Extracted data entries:
+++
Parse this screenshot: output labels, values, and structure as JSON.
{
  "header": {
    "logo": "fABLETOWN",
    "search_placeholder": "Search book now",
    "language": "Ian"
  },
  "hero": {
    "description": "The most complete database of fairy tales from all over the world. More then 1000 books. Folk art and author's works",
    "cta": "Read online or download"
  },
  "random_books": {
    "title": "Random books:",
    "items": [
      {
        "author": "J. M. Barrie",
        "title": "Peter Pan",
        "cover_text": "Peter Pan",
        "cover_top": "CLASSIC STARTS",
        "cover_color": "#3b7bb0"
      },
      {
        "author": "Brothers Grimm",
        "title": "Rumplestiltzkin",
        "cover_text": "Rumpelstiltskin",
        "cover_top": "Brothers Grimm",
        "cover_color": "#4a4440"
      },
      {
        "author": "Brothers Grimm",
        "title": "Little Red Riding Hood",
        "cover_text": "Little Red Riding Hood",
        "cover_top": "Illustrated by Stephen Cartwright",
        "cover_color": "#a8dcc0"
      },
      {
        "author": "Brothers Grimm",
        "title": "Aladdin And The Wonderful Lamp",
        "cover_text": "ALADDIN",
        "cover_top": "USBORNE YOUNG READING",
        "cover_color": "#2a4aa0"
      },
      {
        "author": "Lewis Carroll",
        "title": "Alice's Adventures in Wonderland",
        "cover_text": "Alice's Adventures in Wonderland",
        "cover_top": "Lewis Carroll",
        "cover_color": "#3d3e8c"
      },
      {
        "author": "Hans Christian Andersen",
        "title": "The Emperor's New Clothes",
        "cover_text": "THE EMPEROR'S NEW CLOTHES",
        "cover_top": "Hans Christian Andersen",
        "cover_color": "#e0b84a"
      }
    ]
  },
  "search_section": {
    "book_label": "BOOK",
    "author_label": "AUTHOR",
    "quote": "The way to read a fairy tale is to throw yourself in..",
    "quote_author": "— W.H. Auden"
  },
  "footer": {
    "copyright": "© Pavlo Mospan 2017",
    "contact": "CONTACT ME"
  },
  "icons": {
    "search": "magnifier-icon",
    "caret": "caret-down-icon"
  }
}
+++
Copy out every line in the listing where the word "Peter" appears.

        "title": "Peter Pan",
        "cover_text": "Peter Pan",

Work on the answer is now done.